▸ To do: In the copy, include every entry exactly but none of the images.

▸ Information shown:
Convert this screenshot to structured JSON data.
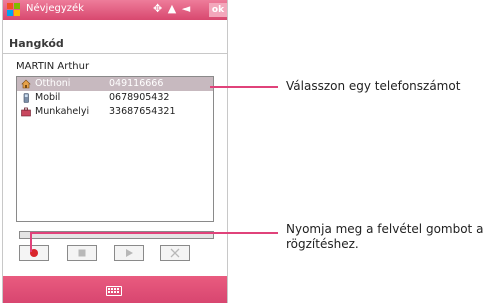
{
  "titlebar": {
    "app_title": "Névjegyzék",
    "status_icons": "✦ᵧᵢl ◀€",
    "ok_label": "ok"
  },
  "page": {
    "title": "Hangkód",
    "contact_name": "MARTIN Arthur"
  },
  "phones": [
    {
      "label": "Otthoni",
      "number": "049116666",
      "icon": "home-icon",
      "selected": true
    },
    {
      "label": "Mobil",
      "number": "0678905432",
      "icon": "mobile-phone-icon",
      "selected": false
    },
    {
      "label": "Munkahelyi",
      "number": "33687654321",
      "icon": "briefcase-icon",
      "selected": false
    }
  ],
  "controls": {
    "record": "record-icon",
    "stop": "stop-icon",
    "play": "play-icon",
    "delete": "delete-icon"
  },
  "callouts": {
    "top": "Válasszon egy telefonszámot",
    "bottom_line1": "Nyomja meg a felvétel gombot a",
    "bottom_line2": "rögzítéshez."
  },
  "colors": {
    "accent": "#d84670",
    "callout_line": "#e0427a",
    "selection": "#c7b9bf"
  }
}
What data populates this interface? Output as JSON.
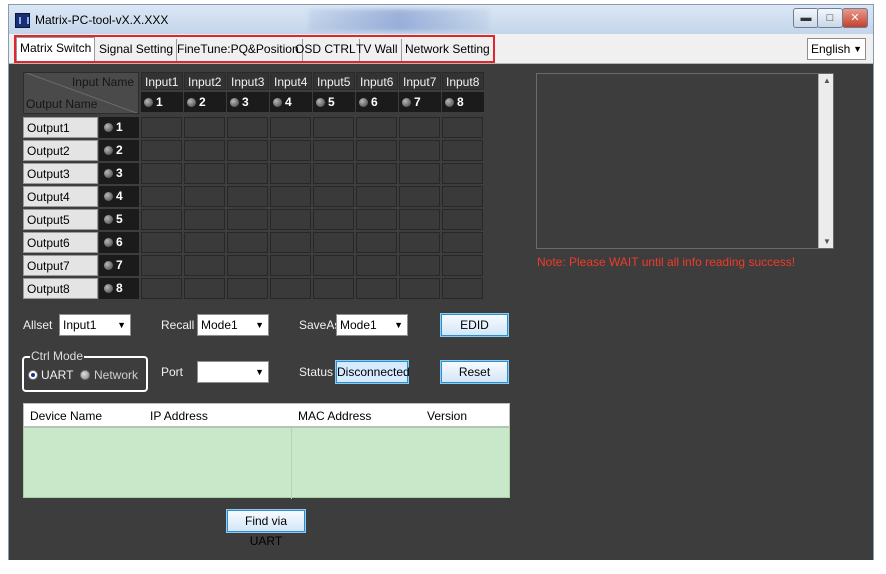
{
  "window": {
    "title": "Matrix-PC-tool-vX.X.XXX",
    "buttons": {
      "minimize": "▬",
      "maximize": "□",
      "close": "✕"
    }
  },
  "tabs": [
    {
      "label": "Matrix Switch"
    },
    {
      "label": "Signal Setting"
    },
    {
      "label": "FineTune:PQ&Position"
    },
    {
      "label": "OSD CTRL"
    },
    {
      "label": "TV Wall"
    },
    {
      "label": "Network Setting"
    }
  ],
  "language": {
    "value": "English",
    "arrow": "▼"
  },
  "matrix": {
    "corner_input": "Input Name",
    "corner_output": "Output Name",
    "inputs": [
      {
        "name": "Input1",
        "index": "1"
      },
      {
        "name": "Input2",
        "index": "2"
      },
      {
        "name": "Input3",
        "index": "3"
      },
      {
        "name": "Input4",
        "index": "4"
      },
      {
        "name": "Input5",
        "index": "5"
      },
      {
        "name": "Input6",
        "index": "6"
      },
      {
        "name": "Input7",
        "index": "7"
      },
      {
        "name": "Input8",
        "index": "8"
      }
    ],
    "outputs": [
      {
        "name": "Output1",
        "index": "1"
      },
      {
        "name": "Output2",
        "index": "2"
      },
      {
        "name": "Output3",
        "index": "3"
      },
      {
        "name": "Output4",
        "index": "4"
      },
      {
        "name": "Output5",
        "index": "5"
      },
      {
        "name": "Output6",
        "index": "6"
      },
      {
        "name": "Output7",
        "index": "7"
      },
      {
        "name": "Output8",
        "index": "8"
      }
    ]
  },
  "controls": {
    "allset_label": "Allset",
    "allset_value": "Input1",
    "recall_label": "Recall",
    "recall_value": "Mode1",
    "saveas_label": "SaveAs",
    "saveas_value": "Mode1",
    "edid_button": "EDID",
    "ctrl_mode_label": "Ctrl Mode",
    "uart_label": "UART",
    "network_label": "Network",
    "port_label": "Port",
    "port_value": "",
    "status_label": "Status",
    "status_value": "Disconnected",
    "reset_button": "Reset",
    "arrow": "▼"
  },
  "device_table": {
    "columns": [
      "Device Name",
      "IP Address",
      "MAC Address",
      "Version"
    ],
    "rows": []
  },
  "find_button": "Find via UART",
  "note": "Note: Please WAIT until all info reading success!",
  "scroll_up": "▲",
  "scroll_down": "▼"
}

▸ Exercise solution:
Convert this screenshot to structured JSON data.
{
  "titlebar": {
    "app_title": "Névjegyzék",
    "status_icons": "✦ᵧᵢl ◀€",
    "ok_label": "ok"
  },
  "page": {
    "title": "Hangkód",
    "contact_name": "MARTIN Arthur"
  },
  "phones": [
    {
      "label": "Otthoni",
      "number": "049116666",
      "icon": "home-icon",
      "selected": true
    },
    {
      "label": "Mobil",
      "number": "0678905432",
      "icon": "mobile-phone-icon",
      "selected": false
    },
    {
      "label": "Munkahelyi",
      "number": "33687654321",
      "icon": "briefcase-icon",
      "selected": false
    }
  ],
  "controls": {
    "record": "record-icon",
    "stop": "stop-icon",
    "play": "play-icon",
    "delete": "delete-icon"
  },
  "callouts": {
    "top": "Válasszon egy telefonszámot",
    "bottom_line1": "Nyomja meg a felvétel gombot a",
    "bottom_line2": "rögzítéshez."
  },
  "colors": {
    "accent": "#d84670",
    "callout_line": "#e0427a",
    "selection": "#c7b9bf"
  }
}
What data populates this interface? Output as JSON.
{
  "window": {
    "title": "Matrix-PC-tool-vX.X.XXX",
    "buttons": {
      "minimize": "▬",
      "maximize": "□",
      "close": "✕"
    }
  },
  "tabs": [
    {
      "label": "Matrix Switch"
    },
    {
      "label": "Signal Setting"
    },
    {
      "label": "FineTune:PQ&Position"
    },
    {
      "label": "OSD CTRL"
    },
    {
      "label": "TV Wall"
    },
    {
      "label": "Network Setting"
    }
  ],
  "language": {
    "value": "English",
    "arrow": "▼"
  },
  "matrix": {
    "corner_input": "Input Name",
    "corner_output": "Output Name",
    "inputs": [
      {
        "name": "Input1",
        "index": "1"
      },
      {
        "name": "Input2",
        "index": "2"
      },
      {
        "name": "Input3",
        "index": "3"
      },
      {
        "name": "Input4",
        "index": "4"
      },
      {
        "name": "Input5",
        "index": "5"
      },
      {
        "name": "Input6",
        "index": "6"
      },
      {
        "name": "Input7",
        "index": "7"
      },
      {
        "name": "Input8",
        "index": "8"
      }
    ],
    "outputs": [
      {
        "name": "Output1",
        "index": "1"
      },
      {
        "name": "Output2",
        "index": "2"
      },
      {
        "name": "Output3",
        "index": "3"
      },
      {
        "name": "Output4",
        "index": "4"
      },
      {
        "name": "Output5",
        "index": "5"
      },
      {
        "name": "Output6",
        "index": "6"
      },
      {
        "name": "Output7",
        "index": "7"
      },
      {
        "name": "Output8",
        "index": "8"
      }
    ]
  },
  "controls": {
    "allset_label": "Allset",
    "allset_value": "Input1",
    "recall_label": "Recall",
    "recall_value": "Mode1",
    "saveas_label": "SaveAs",
    "saveas_value": "Mode1",
    "edid_button": "EDID",
    "ctrl_mode_label": "Ctrl Mode",
    "uart_label": "UART",
    "network_label": "Network",
    "port_label": "Port",
    "port_value": "",
    "status_label": "Status",
    "status_value": "Disconnected",
    "reset_button": "Reset",
    "arrow": "▼"
  },
  "device_table": {
    "columns": [
      "Device Name",
      "IP Address",
      "MAC Address",
      "Version"
    ],
    "rows": []
  },
  "find_button": "Find via UART",
  "note": "Note: Please WAIT until all info reading success!",
  "scroll_up": "▲",
  "scroll_down": "▼"
}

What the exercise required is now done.